Goal: Please return each line from the rows below that contains the word "fluid".

----

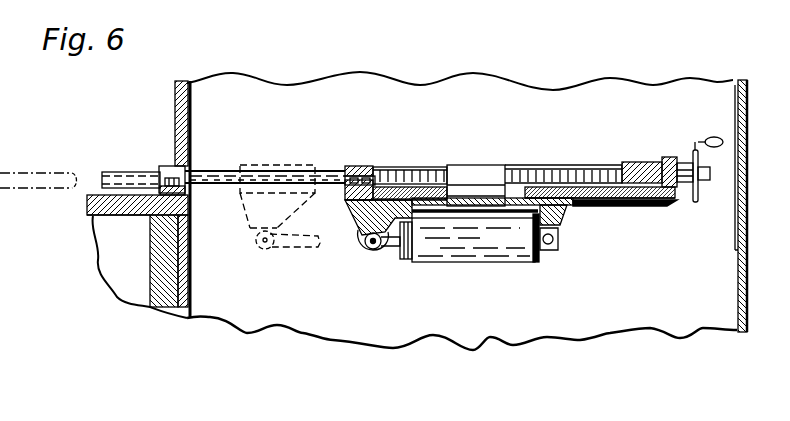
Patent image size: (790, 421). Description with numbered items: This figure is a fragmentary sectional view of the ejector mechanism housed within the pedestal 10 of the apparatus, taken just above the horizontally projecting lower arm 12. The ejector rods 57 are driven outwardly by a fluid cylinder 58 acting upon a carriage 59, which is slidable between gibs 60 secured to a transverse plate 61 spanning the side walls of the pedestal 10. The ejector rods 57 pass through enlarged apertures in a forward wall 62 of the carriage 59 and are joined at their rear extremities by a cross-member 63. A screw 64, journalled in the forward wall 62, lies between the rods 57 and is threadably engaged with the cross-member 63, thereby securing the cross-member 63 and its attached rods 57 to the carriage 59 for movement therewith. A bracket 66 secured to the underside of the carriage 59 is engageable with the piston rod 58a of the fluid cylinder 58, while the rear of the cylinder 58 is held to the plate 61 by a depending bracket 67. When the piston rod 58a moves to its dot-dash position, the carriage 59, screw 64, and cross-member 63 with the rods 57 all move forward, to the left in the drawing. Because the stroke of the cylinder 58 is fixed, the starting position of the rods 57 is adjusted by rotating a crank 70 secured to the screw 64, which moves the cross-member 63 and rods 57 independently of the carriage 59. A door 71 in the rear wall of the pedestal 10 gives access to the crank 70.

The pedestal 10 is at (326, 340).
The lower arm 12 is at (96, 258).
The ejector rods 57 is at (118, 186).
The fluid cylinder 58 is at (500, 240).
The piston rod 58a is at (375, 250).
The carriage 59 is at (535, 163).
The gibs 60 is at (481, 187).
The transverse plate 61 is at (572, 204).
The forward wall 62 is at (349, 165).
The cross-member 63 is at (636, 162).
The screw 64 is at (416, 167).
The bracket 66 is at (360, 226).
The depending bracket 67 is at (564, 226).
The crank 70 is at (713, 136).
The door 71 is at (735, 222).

----

Solved exercise:
Patent image size: (790, 421). Description with numbered items: This figure is a fragmentary sectional view of the ejector mechanism housed within the pedestal 10 of the apparatus, taken just above the horizontally projecting lower arm 12. The ejector rods 57 are driven outwardly by a fluid cylinder 58 acting upon a carriage 59, which is slidable between gibs 60 secured to a transverse plate 61 spanning the side walls of the pedestal 10. The ejector rods 57 pass through enlarged apertures in a forward wall 62 of the carriage 59 and are joined at their rear extremities by a cross-member 63. A screw 64, journalled in the forward wall 62, lies between the rods 57 and is threadably engaged with the cross-member 63, thereby securing the cross-member 63 and its attached rods 57 to the carriage 59 for movement therewith. A bracket 66 secured to the underside of the carriage 59 is engageable with the piston rod 58a of the fluid cylinder 58, while the rear of the cylinder 58 is held to the plate 61 by a depending bracket 67. When the piston rod 58a moves to its dot-dash position, the carriage 59, screw 64, and cross-member 63 with the rods 57 all move forward, to the left in the drawing. Because the stroke of the cylinder 58 is fixed, the starting position of the rods 57 is adjusted by rotating a crank 70 secured to the screw 64, which moves the cross-member 63 and rods 57 independently of the carriage 59. A door 71 in the rear wall of the pedestal 10 gives access to the crank 70.
The fluid cylinder 58 is at (500, 240).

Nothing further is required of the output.